Set problem: Extract the lines that carry the string "不合你的意就是带着倾向性乱写的" from the listing.

Items:
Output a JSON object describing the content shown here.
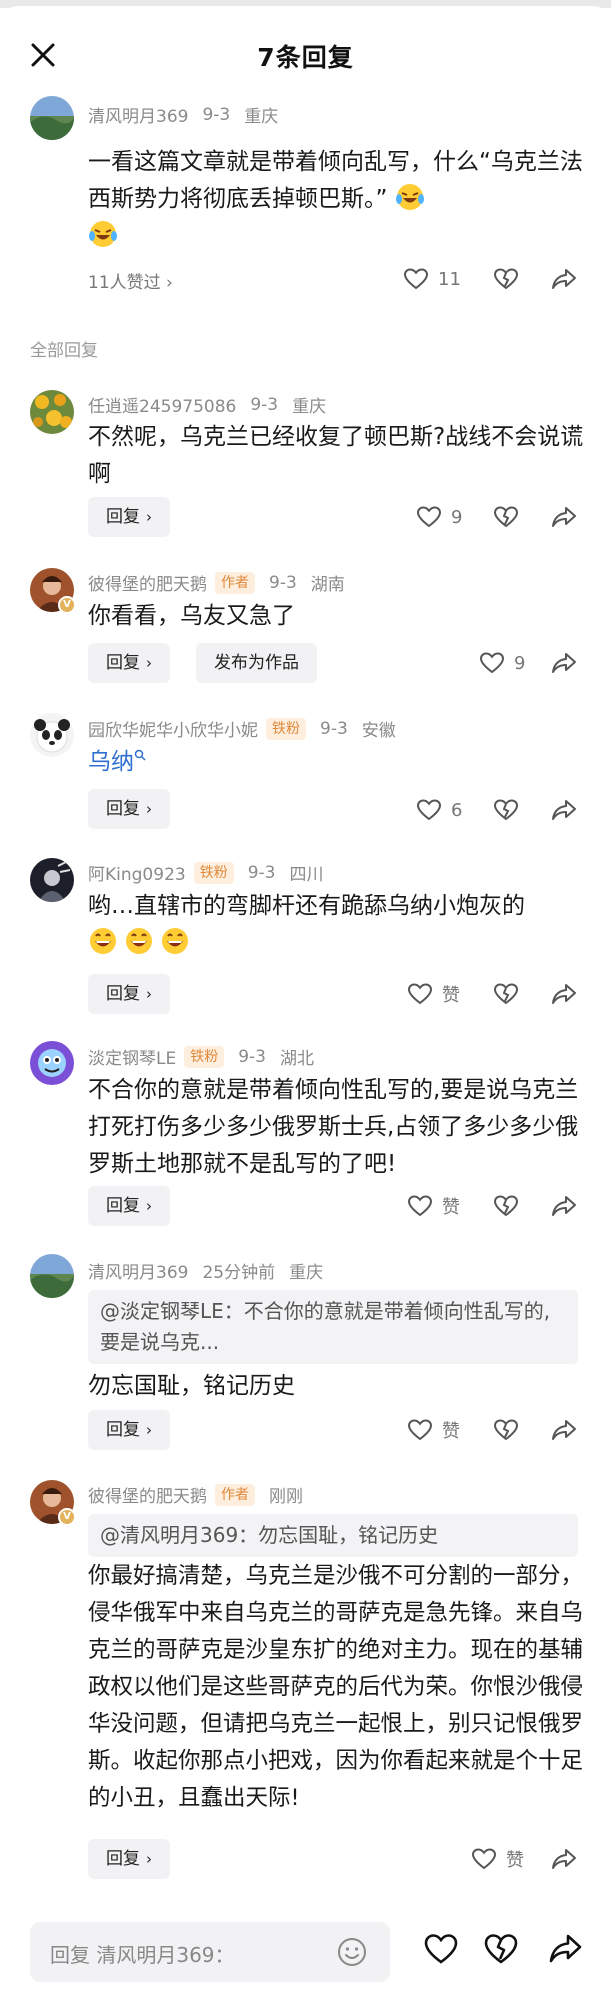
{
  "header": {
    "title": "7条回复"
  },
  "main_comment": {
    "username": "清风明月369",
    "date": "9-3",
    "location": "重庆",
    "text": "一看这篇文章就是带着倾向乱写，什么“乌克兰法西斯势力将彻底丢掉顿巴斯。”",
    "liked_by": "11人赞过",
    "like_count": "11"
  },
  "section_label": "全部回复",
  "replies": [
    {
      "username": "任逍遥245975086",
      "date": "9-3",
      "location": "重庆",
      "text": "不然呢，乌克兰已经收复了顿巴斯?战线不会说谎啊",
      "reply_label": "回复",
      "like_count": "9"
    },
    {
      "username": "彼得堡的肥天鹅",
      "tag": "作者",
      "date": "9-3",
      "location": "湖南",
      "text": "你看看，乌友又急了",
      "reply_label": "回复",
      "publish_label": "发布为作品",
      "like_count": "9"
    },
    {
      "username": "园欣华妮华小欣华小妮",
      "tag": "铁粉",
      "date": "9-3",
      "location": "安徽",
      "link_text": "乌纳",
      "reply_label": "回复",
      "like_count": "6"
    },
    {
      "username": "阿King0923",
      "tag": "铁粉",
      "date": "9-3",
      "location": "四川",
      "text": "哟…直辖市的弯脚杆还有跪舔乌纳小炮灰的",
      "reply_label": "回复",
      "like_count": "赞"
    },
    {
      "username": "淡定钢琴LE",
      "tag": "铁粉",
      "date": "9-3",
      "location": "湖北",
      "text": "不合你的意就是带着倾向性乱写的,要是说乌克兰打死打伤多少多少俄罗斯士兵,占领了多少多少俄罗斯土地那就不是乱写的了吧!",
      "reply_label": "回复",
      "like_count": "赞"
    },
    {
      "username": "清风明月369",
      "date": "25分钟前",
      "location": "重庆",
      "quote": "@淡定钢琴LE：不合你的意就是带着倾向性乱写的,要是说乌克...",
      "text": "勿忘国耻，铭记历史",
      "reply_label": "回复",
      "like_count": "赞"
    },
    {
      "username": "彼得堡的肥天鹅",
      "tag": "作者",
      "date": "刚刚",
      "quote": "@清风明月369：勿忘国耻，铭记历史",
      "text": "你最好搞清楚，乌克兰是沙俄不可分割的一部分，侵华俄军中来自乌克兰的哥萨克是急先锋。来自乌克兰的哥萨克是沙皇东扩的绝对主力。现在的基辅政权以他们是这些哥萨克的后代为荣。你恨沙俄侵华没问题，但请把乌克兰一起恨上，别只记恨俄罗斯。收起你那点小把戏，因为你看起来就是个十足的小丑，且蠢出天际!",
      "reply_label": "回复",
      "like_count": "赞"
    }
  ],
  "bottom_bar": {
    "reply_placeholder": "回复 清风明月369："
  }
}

Answer to the problem:
      "text": "不合你的意就是带着倾向性乱写的,要是说乌克兰打死打伤多少多少俄罗斯士兵,占领了多少多少俄罗斯土地那就不是乱写的了吧!",
      "quote": "@淡定钢琴LE：不合你的意就是带着倾向性乱写的,要是说乌克...",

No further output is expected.